▸ AIM OF THE TASK: Go through the material below, count the lines with the word "this", and reply with the count alone.

▸ LISTING:
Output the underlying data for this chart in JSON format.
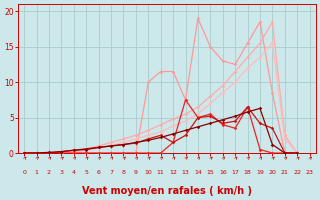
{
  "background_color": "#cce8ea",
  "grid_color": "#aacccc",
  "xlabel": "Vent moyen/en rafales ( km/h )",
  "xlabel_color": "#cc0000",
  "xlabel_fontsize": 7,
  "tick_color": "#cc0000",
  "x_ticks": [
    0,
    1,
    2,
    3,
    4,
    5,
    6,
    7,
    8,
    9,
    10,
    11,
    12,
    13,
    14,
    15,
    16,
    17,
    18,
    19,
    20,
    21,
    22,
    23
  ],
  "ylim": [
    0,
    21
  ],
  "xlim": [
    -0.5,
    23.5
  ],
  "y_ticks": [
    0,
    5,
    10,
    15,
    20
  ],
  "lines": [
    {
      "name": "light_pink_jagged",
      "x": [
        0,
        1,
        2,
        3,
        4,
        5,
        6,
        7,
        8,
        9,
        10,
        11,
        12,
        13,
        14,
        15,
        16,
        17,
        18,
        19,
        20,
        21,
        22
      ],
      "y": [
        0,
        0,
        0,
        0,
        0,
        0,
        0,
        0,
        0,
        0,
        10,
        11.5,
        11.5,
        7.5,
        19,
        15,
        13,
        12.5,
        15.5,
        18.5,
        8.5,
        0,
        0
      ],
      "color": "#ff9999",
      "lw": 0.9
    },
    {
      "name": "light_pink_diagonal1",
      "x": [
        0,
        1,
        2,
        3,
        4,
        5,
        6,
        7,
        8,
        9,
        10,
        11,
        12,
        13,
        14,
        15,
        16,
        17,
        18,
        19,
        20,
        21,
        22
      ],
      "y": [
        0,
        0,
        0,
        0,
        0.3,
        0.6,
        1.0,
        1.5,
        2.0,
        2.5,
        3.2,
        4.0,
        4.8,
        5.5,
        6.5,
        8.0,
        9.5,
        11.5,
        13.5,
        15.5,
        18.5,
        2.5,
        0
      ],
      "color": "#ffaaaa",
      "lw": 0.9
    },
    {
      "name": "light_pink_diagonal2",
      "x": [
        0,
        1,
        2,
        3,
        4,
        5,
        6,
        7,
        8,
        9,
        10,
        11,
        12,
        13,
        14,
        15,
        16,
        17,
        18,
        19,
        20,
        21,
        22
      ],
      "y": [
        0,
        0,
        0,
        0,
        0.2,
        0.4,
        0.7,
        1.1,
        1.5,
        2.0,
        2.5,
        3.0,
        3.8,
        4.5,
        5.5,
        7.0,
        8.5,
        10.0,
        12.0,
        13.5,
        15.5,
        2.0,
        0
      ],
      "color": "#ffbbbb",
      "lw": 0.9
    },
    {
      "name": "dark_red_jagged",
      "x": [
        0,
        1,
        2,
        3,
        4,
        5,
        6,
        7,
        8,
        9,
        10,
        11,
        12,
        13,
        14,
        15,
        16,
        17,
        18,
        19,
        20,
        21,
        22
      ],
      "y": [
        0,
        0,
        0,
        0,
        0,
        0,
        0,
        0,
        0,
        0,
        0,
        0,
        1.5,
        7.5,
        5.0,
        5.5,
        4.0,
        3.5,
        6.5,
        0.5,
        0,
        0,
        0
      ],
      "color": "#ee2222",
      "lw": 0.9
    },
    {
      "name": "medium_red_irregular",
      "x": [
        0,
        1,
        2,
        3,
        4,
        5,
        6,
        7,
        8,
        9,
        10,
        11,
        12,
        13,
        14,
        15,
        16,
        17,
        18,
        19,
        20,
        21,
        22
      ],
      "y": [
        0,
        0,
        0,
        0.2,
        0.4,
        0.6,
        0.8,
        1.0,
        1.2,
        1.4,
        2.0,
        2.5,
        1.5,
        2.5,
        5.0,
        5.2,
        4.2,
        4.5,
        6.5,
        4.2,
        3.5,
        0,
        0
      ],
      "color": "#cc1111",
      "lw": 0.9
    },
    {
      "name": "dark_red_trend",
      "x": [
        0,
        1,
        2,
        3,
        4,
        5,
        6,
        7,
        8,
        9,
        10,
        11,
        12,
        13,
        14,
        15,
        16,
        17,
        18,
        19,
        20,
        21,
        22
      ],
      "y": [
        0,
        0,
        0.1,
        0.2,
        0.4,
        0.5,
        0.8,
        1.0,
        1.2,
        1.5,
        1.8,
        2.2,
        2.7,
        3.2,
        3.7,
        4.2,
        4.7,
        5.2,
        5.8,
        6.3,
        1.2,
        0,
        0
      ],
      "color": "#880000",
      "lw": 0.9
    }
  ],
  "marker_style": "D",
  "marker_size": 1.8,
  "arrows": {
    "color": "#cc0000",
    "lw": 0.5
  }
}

---

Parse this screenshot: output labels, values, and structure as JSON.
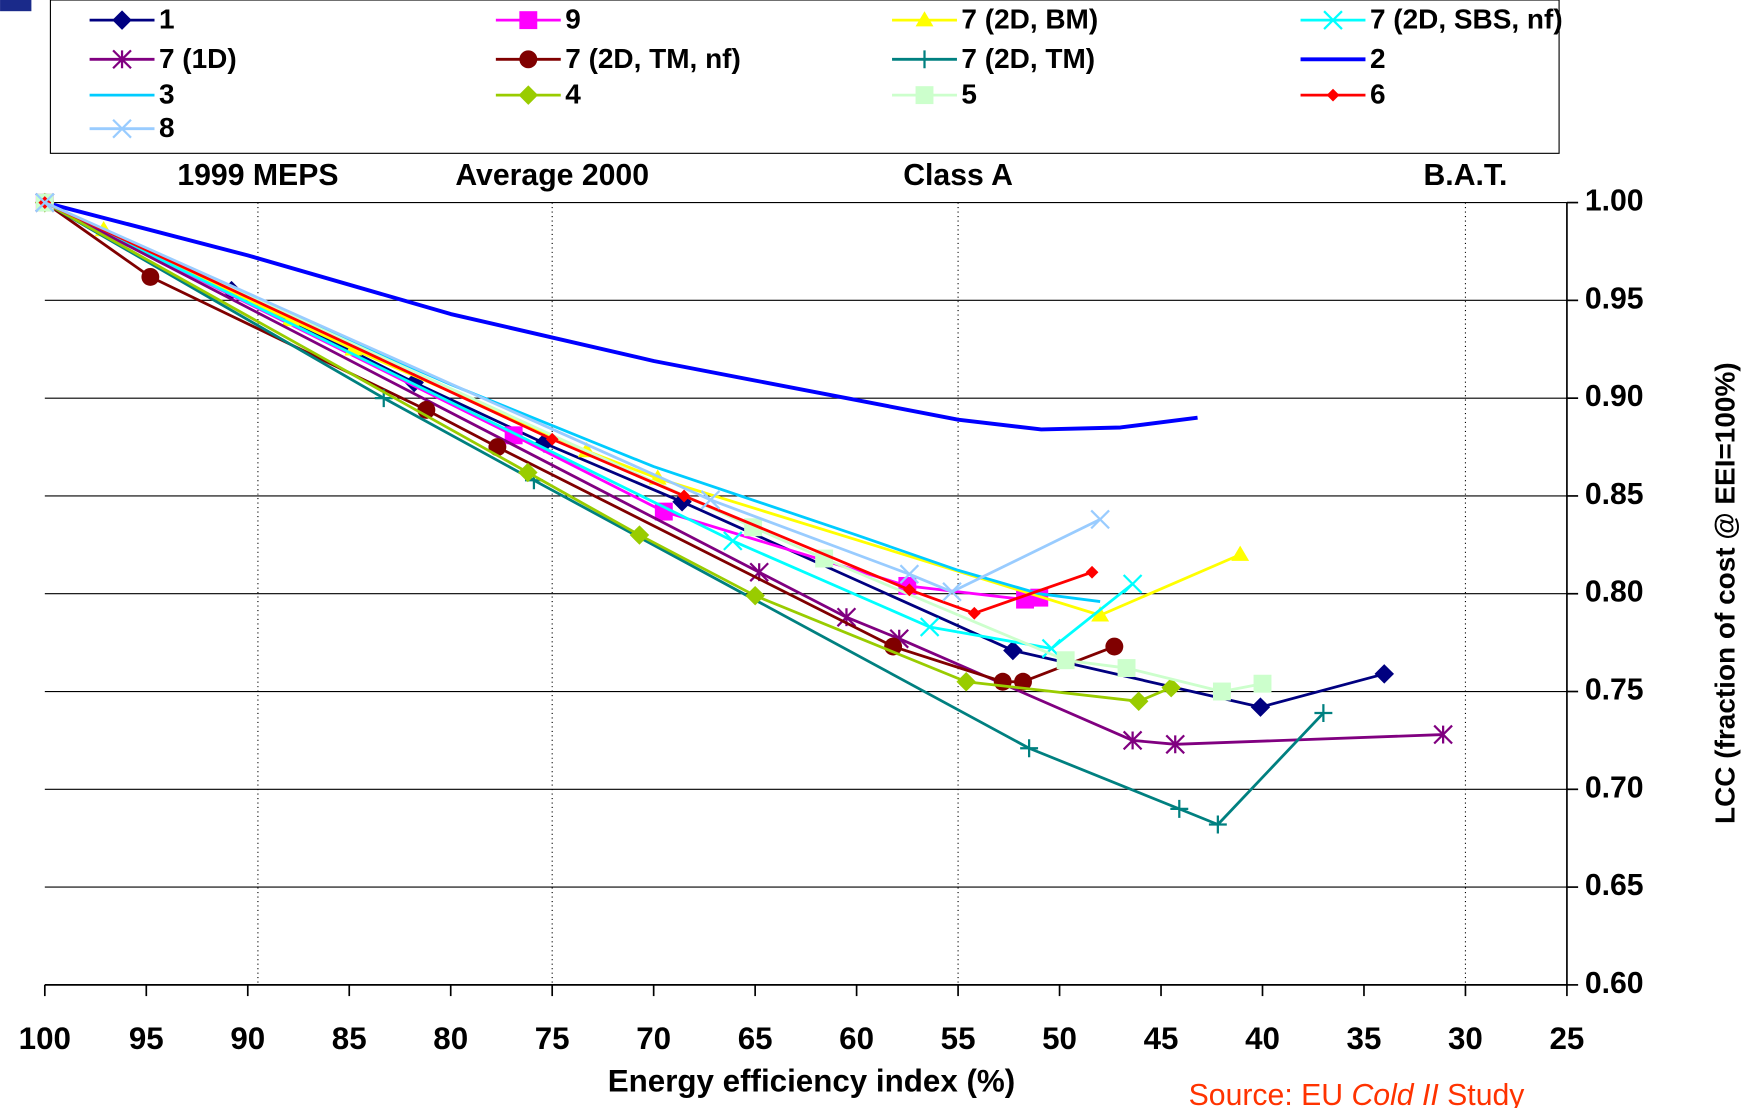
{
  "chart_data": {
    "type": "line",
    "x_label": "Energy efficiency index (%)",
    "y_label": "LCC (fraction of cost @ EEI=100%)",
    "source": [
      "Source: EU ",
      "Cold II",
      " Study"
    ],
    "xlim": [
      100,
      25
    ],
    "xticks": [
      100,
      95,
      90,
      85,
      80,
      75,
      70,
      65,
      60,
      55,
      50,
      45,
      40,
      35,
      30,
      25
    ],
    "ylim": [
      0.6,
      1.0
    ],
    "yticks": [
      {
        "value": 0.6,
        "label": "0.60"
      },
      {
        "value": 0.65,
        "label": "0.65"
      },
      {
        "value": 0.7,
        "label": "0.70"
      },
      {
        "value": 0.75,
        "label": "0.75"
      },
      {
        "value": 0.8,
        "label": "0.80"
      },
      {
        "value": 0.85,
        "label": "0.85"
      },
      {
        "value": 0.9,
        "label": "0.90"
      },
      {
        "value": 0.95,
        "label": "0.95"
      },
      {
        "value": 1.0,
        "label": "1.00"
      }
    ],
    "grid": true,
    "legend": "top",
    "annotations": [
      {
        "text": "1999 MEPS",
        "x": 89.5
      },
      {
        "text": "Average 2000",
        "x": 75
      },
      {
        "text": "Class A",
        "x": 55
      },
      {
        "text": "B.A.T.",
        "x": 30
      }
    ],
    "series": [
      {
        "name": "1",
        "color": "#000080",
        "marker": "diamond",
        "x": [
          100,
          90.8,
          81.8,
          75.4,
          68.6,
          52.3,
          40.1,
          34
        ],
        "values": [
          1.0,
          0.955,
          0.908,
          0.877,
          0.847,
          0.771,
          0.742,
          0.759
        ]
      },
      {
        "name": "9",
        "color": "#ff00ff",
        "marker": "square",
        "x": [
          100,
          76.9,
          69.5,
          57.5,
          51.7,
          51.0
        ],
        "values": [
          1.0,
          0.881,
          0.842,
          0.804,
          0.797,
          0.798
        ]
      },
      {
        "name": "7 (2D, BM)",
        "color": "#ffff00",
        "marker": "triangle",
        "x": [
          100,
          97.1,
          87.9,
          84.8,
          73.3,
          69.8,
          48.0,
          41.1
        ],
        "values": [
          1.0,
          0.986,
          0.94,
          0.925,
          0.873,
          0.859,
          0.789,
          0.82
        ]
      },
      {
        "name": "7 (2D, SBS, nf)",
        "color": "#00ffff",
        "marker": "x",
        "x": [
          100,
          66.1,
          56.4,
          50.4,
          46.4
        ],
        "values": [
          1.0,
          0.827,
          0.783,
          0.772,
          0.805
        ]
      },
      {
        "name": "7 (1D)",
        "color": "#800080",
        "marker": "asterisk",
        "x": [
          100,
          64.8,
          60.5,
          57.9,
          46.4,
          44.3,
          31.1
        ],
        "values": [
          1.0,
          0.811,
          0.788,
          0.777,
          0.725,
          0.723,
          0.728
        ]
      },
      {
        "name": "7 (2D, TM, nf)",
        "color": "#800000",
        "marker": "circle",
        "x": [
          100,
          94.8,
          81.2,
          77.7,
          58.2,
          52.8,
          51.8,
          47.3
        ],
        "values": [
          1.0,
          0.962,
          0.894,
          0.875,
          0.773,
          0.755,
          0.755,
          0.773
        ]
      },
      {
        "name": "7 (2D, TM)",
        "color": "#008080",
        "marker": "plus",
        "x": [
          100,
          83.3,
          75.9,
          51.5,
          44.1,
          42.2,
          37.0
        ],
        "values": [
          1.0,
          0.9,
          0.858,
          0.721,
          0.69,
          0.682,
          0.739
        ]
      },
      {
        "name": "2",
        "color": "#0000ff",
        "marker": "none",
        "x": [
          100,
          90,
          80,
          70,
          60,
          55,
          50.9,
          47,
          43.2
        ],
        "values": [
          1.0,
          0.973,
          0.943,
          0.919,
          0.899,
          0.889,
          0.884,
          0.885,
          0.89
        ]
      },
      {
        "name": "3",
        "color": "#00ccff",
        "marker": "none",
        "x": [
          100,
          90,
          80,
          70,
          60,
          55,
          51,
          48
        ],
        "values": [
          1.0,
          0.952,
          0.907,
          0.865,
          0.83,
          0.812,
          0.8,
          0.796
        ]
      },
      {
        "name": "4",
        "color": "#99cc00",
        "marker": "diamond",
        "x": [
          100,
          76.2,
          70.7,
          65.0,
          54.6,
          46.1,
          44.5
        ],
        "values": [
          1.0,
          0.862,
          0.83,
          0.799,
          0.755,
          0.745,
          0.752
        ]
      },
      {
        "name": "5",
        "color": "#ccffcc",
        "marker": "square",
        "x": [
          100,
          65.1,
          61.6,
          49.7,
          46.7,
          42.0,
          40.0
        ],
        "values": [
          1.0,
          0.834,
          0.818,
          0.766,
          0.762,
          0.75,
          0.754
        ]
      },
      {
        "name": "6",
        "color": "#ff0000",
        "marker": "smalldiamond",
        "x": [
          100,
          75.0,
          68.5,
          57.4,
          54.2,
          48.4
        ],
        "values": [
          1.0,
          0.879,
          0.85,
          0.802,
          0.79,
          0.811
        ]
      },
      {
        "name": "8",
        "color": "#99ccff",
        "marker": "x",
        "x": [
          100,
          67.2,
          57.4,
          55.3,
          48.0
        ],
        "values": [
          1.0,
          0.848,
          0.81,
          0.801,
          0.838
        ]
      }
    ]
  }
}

▸ EXPECTED OUTPUT: 2